- Given instruction
Write out the full set of records below exactly.

- Raw data

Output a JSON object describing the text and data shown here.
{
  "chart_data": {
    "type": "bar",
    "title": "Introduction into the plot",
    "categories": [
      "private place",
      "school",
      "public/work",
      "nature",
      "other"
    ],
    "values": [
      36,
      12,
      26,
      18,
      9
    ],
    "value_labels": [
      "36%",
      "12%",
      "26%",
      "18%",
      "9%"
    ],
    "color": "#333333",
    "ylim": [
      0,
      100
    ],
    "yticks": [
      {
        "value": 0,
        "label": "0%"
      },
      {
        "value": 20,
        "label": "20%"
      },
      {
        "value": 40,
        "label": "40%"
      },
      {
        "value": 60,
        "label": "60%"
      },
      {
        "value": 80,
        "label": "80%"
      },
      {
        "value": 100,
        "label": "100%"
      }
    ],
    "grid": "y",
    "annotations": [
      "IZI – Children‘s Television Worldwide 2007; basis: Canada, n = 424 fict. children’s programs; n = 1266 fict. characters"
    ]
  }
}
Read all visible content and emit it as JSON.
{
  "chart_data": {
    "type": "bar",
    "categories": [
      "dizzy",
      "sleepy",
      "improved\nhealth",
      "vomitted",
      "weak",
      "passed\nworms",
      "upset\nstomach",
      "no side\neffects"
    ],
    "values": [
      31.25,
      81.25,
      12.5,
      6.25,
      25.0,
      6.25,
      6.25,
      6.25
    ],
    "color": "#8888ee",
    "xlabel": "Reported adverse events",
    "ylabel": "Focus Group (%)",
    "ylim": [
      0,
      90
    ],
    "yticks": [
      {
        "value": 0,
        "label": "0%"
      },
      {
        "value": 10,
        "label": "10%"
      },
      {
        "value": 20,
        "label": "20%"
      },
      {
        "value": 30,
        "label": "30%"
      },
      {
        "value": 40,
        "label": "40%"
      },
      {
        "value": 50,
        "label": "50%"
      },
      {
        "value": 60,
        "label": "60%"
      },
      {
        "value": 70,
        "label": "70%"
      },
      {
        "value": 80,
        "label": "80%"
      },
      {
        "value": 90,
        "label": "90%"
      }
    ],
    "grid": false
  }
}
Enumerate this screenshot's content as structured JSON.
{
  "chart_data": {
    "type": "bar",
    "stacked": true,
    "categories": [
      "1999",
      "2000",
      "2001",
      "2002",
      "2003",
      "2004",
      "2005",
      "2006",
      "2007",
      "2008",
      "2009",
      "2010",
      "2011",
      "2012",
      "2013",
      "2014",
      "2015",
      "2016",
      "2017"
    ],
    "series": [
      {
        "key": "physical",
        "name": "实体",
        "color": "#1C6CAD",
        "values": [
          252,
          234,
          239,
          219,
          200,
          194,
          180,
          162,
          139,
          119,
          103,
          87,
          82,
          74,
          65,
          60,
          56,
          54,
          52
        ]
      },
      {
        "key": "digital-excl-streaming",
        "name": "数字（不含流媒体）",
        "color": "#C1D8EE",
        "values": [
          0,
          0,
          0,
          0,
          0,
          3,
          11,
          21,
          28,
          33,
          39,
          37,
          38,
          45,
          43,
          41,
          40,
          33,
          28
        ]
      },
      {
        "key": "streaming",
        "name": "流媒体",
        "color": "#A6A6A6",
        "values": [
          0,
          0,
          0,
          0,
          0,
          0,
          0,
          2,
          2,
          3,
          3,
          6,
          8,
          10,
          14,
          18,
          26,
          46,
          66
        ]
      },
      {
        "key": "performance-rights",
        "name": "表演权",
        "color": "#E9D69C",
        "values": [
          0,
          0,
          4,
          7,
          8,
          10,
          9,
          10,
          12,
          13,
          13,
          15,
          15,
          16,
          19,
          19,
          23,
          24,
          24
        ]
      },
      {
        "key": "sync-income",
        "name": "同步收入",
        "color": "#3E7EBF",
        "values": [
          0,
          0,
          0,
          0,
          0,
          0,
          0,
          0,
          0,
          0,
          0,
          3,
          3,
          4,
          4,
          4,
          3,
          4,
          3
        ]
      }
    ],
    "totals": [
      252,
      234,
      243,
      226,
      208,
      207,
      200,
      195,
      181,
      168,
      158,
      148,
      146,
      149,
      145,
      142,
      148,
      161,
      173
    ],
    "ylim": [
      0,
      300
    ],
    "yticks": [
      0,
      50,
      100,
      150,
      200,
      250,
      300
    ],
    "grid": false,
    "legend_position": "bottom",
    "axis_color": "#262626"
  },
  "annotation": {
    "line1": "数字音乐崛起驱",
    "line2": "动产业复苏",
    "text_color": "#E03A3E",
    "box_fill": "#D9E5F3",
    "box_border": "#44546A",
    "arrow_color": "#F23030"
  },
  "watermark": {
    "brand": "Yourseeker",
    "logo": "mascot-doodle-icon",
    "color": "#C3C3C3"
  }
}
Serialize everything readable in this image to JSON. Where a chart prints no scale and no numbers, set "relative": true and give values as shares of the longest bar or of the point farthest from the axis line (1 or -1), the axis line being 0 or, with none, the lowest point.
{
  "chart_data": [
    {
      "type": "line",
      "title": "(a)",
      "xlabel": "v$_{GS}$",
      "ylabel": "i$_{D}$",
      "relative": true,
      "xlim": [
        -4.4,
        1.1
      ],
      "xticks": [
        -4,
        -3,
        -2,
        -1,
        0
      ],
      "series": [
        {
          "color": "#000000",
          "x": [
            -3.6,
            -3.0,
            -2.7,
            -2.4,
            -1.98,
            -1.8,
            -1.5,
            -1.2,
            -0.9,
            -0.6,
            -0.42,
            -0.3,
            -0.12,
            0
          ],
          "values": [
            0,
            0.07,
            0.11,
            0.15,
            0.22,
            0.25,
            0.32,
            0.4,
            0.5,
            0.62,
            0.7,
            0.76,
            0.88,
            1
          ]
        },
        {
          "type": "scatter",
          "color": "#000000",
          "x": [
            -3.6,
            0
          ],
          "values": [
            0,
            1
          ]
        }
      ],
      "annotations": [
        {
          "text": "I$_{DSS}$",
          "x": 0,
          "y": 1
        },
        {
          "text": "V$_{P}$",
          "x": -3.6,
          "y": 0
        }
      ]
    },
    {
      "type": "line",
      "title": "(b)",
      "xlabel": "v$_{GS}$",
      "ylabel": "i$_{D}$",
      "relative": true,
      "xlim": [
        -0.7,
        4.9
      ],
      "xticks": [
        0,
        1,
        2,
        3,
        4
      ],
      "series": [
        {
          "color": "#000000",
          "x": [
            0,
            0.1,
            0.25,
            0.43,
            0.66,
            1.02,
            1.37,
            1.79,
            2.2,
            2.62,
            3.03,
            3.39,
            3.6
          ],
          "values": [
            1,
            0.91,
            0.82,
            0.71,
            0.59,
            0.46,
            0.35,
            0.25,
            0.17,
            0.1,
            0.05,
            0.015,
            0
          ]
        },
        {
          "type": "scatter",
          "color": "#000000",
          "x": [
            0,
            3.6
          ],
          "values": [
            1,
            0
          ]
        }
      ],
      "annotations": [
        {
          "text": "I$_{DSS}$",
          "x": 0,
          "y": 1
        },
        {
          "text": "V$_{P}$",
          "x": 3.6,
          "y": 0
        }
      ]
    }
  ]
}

- Expected answer
Output a JSON object describing the text and data shown here.
{
  "chart_data": {
    "type": "bar",
    "title": "Introduction into the plot",
    "categories": [
      "private place",
      "school",
      "public/work",
      "nature",
      "other"
    ],
    "values": [
      36,
      12,
      26,
      18,
      9
    ],
    "value_labels": [
      "36%",
      "12%",
      "26%",
      "18%",
      "9%"
    ],
    "color": "#333333",
    "ylim": [
      0,
      100
    ],
    "yticks": [
      {
        "value": 0,
        "label": "0%"
      },
      {
        "value": 20,
        "label": "20%"
      },
      {
        "value": 40,
        "label": "40%"
      },
      {
        "value": 60,
        "label": "60%"
      },
      {
        "value": 80,
        "label": "80%"
      },
      {
        "value": 100,
        "label": "100%"
      }
    ],
    "grid": "y",
    "annotations": [
      "IZI – Children‘s Television Worldwide 2007; basis: Canada, n = 424 fict. children’s programs; n = 1266 fict. characters"
    ]
  }
}
Read all visible content and emit it as JSON.
{
  "chart_data": {
    "type": "bar",
    "categories": [
      "dizzy",
      "sleepy",
      "improved\nhealth",
      "vomitted",
      "weak",
      "passed\nworms",
      "upset\nstomach",
      "no side\neffects"
    ],
    "values": [
      31.25,
      81.25,
      12.5,
      6.25,
      25.0,
      6.25,
      6.25,
      6.25
    ],
    "color": "#8888ee",
    "xlabel": "Reported adverse events",
    "ylabel": "Focus Group (%)",
    "ylim": [
      0,
      90
    ],
    "yticks": [
      {
        "value": 0,
        "label": "0%"
      },
      {
        "value": 10,
        "label": "10%"
      },
      {
        "value": 20,
        "label": "20%"
      },
      {
        "value": 30,
        "label": "30%"
      },
      {
        "value": 40,
        "label": "40%"
      },
      {
        "value": 50,
        "label": "50%"
      },
      {
        "value": 60,
        "label": "60%"
      },
      {
        "value": 70,
        "label": "70%"
      },
      {
        "value": 80,
        "label": "80%"
      },
      {
        "value": 90,
        "label": "90%"
      }
    ],
    "grid": false
  }
}
Enumerate this screenshot's content as structured JSON.
{
  "chart_data": {
    "type": "bar",
    "stacked": true,
    "categories": [
      "1999",
      "2000",
      "2001",
      "2002",
      "2003",
      "2004",
      "2005",
      "2006",
      "2007",
      "2008",
      "2009",
      "2010",
      "2011",
      "2012",
      "2013",
      "2014",
      "2015",
      "2016",
      "2017"
    ],
    "series": [
      {
        "key": "physical",
        "name": "实体",
        "color": "#1C6CAD",
        "values": [
          252,
          234,
          239,
          219,
          200,
          194,
          180,
          162,
          139,
          119,
          103,
          87,
          82,
          74,
          65,
          60,
          56,
          54,
          52
        ]
      },
      {
        "key": "digital-excl-streaming",
        "name": "数字（不含流媒体）",
        "color": "#C1D8EE",
        "values": [
          0,
          0,
          0,
          0,
          0,
          3,
          11,
          21,
          28,
          33,
          39,
          37,
          38,
          45,
          43,
          41,
          40,
          33,
          28
        ]
      },
      {
        "key": "streaming",
        "name": "流媒体",
        "color": "#A6A6A6",
        "values": [
          0,
          0,
          0,
          0,
          0,
          0,
          0,
          2,
          2,
          3,
          3,
          6,
          8,
          10,
          14,
          18,
          26,
          46,
          66
        ]
      },
      {
        "key": "performance-rights",
        "name": "表演权",
        "color": "#E9D69C",
        "values": [
          0,
          0,
          4,
          7,
          8,
          10,
          9,
          10,
          12,
          13,
          13,
          15,
          15,
          16,
          19,
          19,
          23,
          24,
          24
        ]
      },
      {
        "key": "sync-income",
        "name": "同步收入",
        "color": "#3E7EBF",
        "values": [
          0,
          0,
          0,
          0,
          0,
          0,
          0,
          0,
          0,
          0,
          0,
          3,
          3,
          4,
          4,
          4,
          3,
          4,
          3
        ]
      }
    ],
    "totals": [
      252,
      234,
      243,
      226,
      208,
      207,
      200,
      195,
      181,
      168,
      158,
      148,
      146,
      149,
      145,
      142,
      148,
      161,
      173
    ],
    "ylim": [
      0,
      300
    ],
    "yticks": [
      0,
      50,
      100,
      150,
      200,
      250,
      300
    ],
    "grid": false,
    "legend_position": "bottom",
    "axis_color": "#262626"
  },
  "annotation": {
    "line1": "数字音乐崛起驱",
    "line2": "动产业复苏",
    "text_color": "#E03A3E",
    "box_fill": "#D9E5F3",
    "box_border": "#44546A",
    "arrow_color": "#F23030"
  },
  "watermark": {
    "brand": "Yourseeker",
    "logo": "mascot-doodle-icon",
    "color": "#C3C3C3"
  }
}
Serialize everything readable in this image to JSON. Where a chart prints no scale and no numbers, set "relative": true and give values as shares of the longest bar or of the point farthest from the axis line (1 or -1), the axis line being 0 or, with none, the lowest point.
{
  "chart_data": [
    {
      "type": "line",
      "title": "(a)",
      "xlabel": "v$_{GS}$",
      "ylabel": "i$_{D}$",
      "relative": true,
      "xlim": [
        -4.4,
        1.1
      ],
      "xticks": [
        -4,
        -3,
        -2,
        -1,
        0
      ],
      "series": [
        {
          "color": "#000000",
          "x": [
            -3.6,
            -3.0,
            -2.7,
            -2.4,
            -1.98,
            -1.8,
            -1.5,
            -1.2,
            -0.9,
            -0.6,
            -0.42,
            -0.3,
            -0.12,
            0
          ],
          "values": [
            0,
            0.07,
            0.11,
            0.15,
            0.22,
            0.25,
            0.32,
            0.4,
            0.5,
            0.62,
            0.7,
            0.76,
            0.88,
            1
          ]
        },
        {
          "type": "scatter",
          "color": "#000000",
          "x": [
            -3.6,
            0
          ],
          "values": [
            0,
            1
          ]
        }
      ],
      "annotations": [
        {
          "text": "I$_{DSS}$",
          "x": 0,
          "y": 1
        },
        {
          "text": "V$_{P}$",
          "x": -3.6,
          "y": 0
        }
      ]
    },
    {
      "type": "line",
      "title": "(b)",
      "xlabel": "v$_{GS}$",
      "ylabel": "i$_{D}$",
      "relative": true,
      "xlim": [
        -0.7,
        4.9
      ],
      "xticks": [
        0,
        1,
        2,
        3,
        4
      ],
      "series": [
        {
          "color": "#000000",
          "x": [
            0,
            0.1,
            0.25,
            0.43,
            0.66,
            1.02,
            1.37,
            1.79,
            2.2,
            2.62,
            3.03,
            3.39,
            3.6
          ],
          "values": [
            1,
            0.91,
            0.82,
            0.71,
            0.59,
            0.46,
            0.35,
            0.25,
            0.17,
            0.1,
            0.05,
            0.015,
            0
          ]
        },
        {
          "type": "scatter",
          "color": "#000000",
          "x": [
            0,
            3.6
          ],
          "values": [
            1,
            0
          ]
        }
      ],
      "annotations": [
        {
          "text": "I$_{DSS}$",
          "x": 0,
          "y": 1
        },
        {
          "text": "V$_{P}$",
          "x": 3.6,
          "y": 0
        }
      ]
    }
  ]
}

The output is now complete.